*Exercise*
Only the pictures are left out: repeat the rest of the entries exactly.

[Figure content listings]
------------------------------------

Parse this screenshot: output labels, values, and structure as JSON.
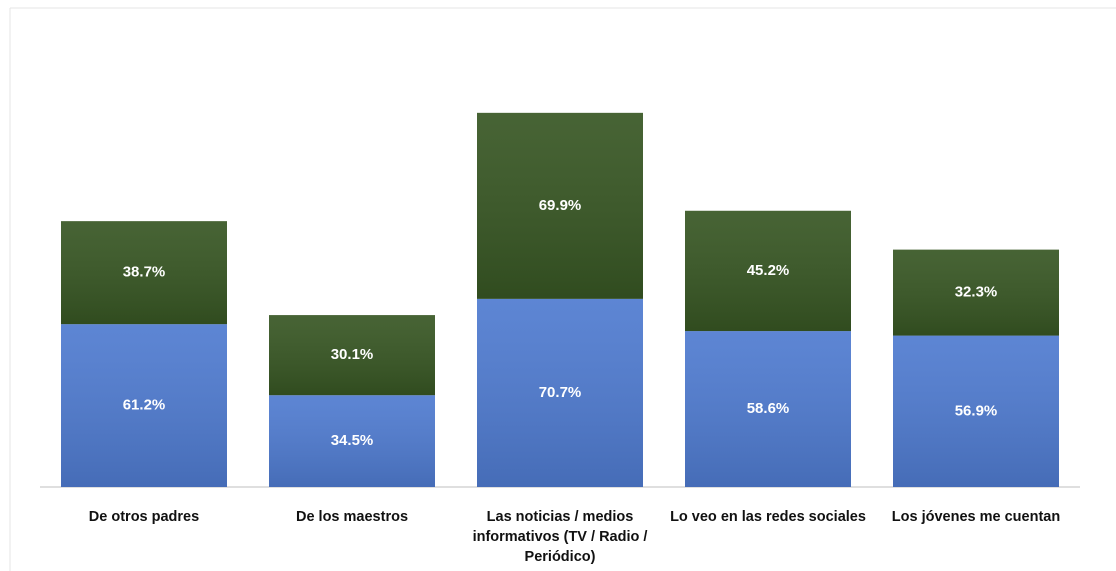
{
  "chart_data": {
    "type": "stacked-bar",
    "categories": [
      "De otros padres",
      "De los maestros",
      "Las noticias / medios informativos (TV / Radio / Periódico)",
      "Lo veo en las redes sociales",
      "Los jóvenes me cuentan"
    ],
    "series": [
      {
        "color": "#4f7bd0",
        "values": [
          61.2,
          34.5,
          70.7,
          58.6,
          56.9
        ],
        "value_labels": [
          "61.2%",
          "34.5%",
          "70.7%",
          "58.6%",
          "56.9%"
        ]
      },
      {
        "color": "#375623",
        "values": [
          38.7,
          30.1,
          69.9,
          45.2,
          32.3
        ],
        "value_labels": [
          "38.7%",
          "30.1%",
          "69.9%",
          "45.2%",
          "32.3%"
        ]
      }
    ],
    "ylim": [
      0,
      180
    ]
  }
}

------------------------------------

*Full output*
Parse this screenshot: output labels, values, and structure as JSON.
{
  "chart_data": {
    "type": "stacked-bar",
    "categories": [
      "De otros padres",
      "De los maestros",
      "Las noticias / medios informativos (TV / Radio / Periódico)",
      "Lo veo en las redes sociales",
      "Los jóvenes me cuentan"
    ],
    "series": [
      {
        "color": "#4f7bd0",
        "values": [
          61.2,
          34.5,
          70.7,
          58.6,
          56.9
        ],
        "value_labels": [
          "61.2%",
          "34.5%",
          "70.7%",
          "58.6%",
          "56.9%"
        ]
      },
      {
        "color": "#375623",
        "values": [
          38.7,
          30.1,
          69.9,
          45.2,
          32.3
        ],
        "value_labels": [
          "38.7%",
          "30.1%",
          "69.9%",
          "45.2%",
          "32.3%"
        ]
      }
    ],
    "ylim": [
      0,
      180
    ]
  }
}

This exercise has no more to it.